▶ _Stored data_
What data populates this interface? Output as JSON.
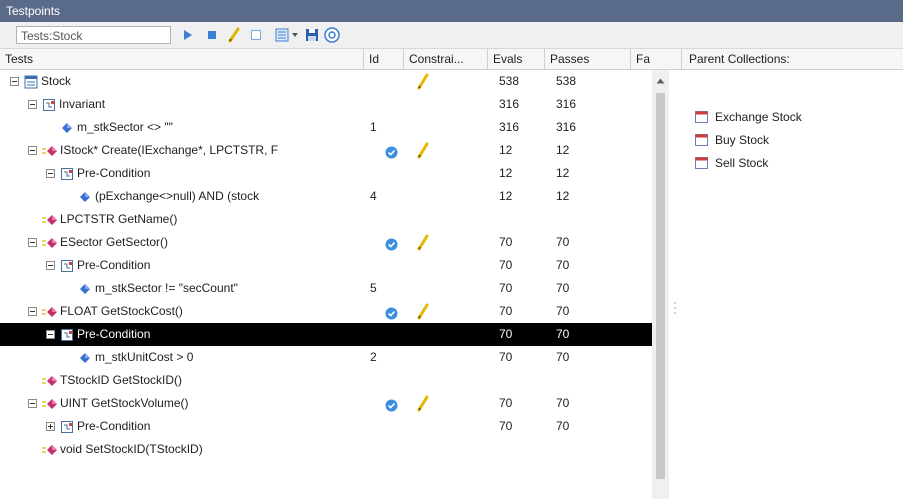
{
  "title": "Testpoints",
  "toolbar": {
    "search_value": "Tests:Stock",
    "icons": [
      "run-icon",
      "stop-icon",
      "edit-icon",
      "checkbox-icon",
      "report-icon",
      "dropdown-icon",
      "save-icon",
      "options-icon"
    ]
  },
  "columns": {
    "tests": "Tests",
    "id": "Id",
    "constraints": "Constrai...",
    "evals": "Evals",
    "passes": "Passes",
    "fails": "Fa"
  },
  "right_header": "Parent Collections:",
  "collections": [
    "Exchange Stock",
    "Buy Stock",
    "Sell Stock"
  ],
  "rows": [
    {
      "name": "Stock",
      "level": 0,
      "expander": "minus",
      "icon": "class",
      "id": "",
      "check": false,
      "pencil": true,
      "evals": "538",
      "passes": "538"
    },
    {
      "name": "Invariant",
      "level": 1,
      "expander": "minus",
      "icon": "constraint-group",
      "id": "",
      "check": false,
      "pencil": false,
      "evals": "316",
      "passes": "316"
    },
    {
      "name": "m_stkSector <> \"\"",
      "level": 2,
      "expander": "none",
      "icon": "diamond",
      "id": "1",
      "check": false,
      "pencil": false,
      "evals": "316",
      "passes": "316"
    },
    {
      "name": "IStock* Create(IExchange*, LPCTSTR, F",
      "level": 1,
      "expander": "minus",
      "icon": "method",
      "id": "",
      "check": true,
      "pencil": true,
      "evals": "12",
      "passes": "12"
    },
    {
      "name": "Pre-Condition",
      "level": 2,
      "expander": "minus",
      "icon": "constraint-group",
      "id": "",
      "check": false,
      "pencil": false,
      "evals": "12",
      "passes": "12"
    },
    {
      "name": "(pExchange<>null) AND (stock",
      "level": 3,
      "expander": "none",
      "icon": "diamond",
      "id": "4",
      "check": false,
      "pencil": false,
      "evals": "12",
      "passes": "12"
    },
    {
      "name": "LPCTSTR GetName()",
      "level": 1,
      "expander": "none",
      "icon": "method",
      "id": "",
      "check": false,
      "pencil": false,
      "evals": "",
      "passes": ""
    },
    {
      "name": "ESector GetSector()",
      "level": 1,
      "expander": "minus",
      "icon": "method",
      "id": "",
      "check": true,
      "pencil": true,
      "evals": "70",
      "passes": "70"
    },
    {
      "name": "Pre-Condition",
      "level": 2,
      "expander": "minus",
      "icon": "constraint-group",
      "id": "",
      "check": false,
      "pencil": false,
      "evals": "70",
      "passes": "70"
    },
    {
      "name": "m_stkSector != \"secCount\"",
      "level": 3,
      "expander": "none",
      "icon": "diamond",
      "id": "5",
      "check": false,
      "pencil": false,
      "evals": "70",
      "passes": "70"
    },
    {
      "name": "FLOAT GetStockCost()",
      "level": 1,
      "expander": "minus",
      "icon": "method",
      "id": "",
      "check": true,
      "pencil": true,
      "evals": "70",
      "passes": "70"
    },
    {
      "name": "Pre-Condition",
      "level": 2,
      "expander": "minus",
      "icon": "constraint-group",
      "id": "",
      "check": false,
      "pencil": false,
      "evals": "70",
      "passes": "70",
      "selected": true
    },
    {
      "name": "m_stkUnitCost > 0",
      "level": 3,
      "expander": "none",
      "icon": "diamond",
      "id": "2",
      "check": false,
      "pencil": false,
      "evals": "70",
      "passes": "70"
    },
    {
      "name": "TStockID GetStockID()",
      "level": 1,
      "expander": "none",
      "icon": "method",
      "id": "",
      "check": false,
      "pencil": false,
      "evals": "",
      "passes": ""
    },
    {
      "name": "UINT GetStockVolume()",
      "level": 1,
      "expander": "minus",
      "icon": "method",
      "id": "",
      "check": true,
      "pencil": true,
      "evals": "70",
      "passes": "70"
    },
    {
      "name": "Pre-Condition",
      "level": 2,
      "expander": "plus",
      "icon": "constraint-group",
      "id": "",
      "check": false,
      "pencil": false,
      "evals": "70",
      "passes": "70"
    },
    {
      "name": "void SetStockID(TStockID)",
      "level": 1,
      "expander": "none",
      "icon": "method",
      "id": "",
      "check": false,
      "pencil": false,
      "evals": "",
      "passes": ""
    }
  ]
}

--

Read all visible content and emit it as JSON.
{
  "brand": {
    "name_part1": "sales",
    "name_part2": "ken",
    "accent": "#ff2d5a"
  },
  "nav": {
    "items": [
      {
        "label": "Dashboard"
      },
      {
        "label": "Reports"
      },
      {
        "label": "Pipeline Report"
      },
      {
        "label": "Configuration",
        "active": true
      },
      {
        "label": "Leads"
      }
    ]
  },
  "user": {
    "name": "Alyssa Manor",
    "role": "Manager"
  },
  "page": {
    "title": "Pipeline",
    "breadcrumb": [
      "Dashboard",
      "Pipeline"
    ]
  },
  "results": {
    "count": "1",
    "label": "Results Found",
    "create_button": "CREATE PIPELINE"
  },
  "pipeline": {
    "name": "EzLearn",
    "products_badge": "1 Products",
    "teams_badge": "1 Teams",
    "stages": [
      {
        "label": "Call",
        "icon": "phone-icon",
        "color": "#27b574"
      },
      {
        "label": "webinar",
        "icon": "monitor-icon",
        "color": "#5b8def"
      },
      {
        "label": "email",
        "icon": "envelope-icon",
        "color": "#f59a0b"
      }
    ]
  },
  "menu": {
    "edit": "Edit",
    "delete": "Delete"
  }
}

▶ _Goal of the exercise_
Look through the entries above and list every line containing "label".

▶ _Full answer_
        "label": "Dashboard"
        "label": "Reports"
        "label": "Pipeline Report"
        "label": "Configuration",
        "label": "Leads"
    "label": "Results Found",
        "label": "Call",
        "label": "webinar",
        "label": "email",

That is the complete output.